## GOAL
Please find all lines in the data that hold the string "Left" and copy them.

## Stored data
-- Start --

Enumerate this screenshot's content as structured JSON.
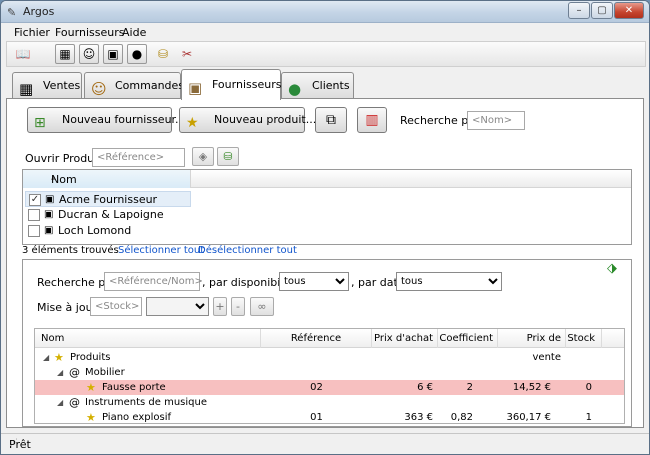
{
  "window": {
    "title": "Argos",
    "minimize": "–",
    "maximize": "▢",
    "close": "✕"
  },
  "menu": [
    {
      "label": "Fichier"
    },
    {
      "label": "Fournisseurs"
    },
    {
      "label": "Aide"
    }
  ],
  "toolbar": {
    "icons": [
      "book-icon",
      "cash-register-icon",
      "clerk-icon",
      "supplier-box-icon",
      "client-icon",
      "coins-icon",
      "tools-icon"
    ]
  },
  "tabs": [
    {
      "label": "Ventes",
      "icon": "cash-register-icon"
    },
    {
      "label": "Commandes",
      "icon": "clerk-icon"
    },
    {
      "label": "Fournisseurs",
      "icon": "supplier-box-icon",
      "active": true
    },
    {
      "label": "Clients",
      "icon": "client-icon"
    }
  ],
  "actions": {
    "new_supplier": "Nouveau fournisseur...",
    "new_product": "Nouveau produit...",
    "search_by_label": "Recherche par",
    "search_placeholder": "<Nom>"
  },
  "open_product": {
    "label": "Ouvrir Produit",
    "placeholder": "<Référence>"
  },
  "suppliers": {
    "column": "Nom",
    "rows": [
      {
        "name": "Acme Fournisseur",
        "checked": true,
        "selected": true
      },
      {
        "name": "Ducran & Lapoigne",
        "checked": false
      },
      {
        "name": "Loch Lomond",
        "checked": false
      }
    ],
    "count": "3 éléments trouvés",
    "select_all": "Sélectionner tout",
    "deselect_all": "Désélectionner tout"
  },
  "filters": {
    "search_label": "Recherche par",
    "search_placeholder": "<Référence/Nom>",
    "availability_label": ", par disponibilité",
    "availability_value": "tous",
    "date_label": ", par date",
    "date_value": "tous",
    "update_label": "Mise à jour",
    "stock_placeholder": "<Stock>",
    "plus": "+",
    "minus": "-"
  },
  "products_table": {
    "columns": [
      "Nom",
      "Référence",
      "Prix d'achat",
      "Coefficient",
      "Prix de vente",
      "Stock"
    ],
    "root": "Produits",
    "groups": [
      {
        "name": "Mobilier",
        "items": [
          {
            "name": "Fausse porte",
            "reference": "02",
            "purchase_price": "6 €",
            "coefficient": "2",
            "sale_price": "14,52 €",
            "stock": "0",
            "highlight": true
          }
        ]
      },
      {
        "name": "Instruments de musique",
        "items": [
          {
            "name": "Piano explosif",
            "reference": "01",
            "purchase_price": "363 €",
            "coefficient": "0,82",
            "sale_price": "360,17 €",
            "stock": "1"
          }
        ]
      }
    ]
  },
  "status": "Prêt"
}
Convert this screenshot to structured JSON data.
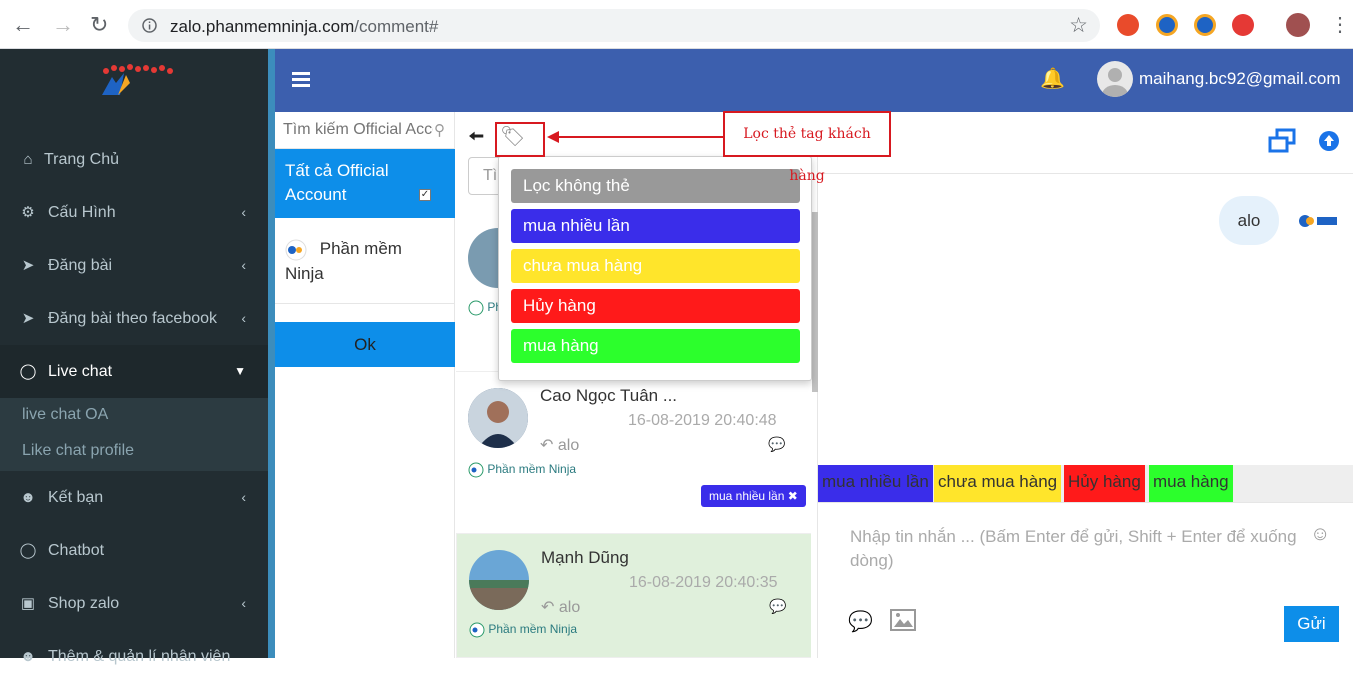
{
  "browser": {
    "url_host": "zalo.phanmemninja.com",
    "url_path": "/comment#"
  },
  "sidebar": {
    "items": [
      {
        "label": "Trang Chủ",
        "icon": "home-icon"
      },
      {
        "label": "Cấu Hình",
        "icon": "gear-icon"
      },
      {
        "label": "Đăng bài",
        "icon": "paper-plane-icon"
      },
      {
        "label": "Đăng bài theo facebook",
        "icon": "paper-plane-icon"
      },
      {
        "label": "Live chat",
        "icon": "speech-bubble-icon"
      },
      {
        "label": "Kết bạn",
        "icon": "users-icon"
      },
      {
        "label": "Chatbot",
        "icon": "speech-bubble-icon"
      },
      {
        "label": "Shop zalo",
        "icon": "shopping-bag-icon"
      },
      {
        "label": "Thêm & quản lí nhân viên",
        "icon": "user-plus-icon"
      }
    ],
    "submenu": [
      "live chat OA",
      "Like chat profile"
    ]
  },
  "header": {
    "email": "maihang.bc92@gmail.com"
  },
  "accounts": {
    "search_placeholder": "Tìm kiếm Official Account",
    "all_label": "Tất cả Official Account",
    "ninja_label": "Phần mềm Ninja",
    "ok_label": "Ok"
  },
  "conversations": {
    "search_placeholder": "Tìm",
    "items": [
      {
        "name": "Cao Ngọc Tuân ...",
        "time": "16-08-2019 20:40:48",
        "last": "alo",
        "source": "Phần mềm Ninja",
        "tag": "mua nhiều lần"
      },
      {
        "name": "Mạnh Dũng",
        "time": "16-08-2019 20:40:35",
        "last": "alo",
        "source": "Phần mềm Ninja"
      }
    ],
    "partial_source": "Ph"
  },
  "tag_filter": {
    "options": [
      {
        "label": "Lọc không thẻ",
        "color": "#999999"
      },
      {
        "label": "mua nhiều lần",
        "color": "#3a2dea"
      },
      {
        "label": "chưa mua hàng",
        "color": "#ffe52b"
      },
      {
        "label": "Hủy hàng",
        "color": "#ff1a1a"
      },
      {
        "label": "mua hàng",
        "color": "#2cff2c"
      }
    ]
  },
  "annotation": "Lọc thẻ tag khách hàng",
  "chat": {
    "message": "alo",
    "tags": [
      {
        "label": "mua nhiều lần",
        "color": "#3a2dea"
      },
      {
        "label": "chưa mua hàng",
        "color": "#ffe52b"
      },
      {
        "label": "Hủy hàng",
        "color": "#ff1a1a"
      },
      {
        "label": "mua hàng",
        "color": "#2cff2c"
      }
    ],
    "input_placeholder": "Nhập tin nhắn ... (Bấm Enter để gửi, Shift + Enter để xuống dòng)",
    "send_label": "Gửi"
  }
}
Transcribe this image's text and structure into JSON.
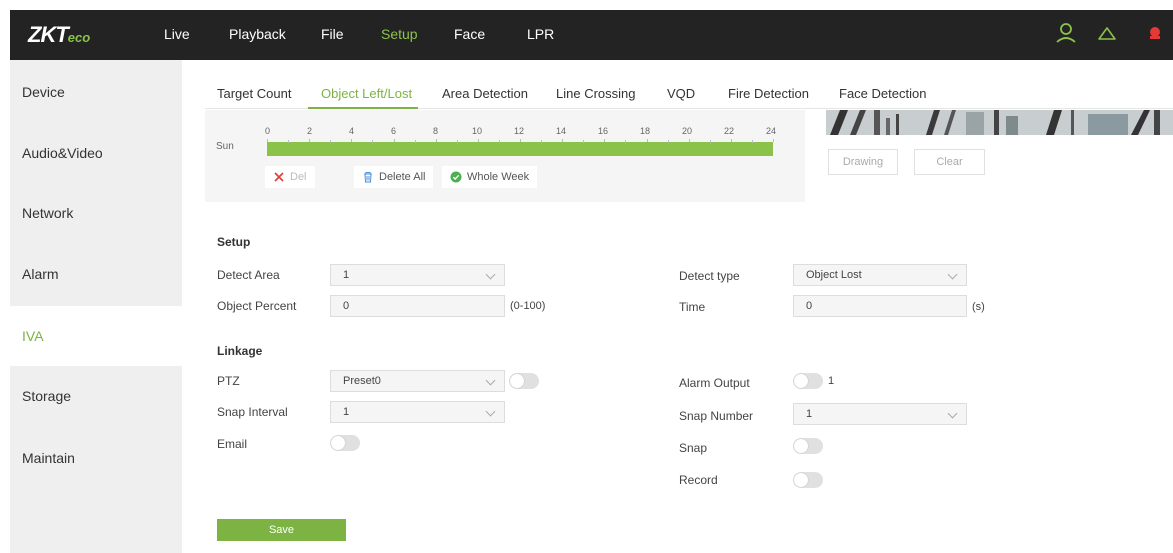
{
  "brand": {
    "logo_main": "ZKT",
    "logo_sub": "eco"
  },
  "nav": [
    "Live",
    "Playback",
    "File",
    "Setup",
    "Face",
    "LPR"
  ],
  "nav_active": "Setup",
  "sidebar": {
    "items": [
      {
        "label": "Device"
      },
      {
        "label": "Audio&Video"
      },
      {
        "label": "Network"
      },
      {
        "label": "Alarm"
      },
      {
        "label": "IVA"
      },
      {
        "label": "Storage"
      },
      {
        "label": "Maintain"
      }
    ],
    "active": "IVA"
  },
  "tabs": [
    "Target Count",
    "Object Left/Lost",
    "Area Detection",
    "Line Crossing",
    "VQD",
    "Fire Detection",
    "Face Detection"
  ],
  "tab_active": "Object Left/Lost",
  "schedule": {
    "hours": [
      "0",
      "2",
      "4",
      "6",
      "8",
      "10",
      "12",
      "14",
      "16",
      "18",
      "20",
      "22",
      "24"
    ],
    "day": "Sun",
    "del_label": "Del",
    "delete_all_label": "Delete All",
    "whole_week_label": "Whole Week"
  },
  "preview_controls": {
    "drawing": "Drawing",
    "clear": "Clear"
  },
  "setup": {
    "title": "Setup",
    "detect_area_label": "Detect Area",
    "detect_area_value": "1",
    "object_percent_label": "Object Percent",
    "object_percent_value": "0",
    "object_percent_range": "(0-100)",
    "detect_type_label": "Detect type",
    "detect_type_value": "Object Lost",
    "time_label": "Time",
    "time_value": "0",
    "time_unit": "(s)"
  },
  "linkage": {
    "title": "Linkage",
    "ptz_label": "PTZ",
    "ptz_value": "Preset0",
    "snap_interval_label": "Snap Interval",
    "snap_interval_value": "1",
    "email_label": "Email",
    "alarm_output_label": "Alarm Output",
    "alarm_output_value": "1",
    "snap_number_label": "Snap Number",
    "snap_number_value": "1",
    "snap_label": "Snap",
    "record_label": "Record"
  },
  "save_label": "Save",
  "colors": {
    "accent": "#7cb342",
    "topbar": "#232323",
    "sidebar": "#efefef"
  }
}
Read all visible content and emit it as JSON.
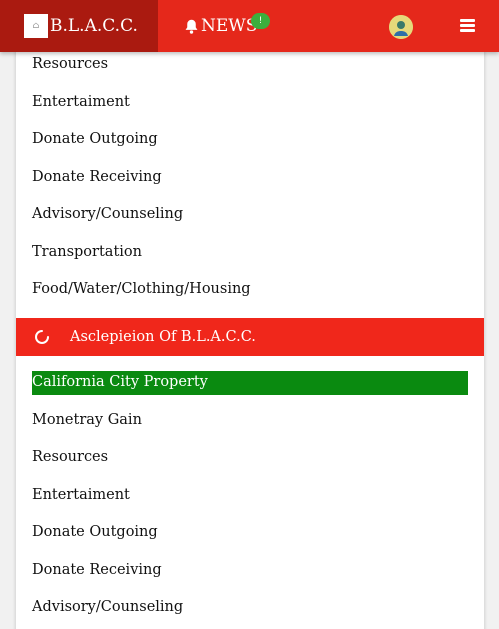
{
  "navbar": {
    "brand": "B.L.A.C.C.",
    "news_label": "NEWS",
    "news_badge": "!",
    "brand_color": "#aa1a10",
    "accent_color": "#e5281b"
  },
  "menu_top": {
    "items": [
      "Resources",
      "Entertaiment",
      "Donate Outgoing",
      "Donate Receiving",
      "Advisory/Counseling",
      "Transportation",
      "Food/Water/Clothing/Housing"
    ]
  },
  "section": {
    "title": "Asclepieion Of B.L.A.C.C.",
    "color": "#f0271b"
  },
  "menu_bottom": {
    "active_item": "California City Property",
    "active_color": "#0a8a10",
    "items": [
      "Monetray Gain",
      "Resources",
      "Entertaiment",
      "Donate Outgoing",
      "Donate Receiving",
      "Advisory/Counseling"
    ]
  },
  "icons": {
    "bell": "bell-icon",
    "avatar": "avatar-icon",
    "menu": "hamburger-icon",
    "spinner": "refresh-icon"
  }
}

-- End --

## SOLUTION TO THIS TASK
    "Object Left/Lost",
  "tab_active": "Object Left/Lost",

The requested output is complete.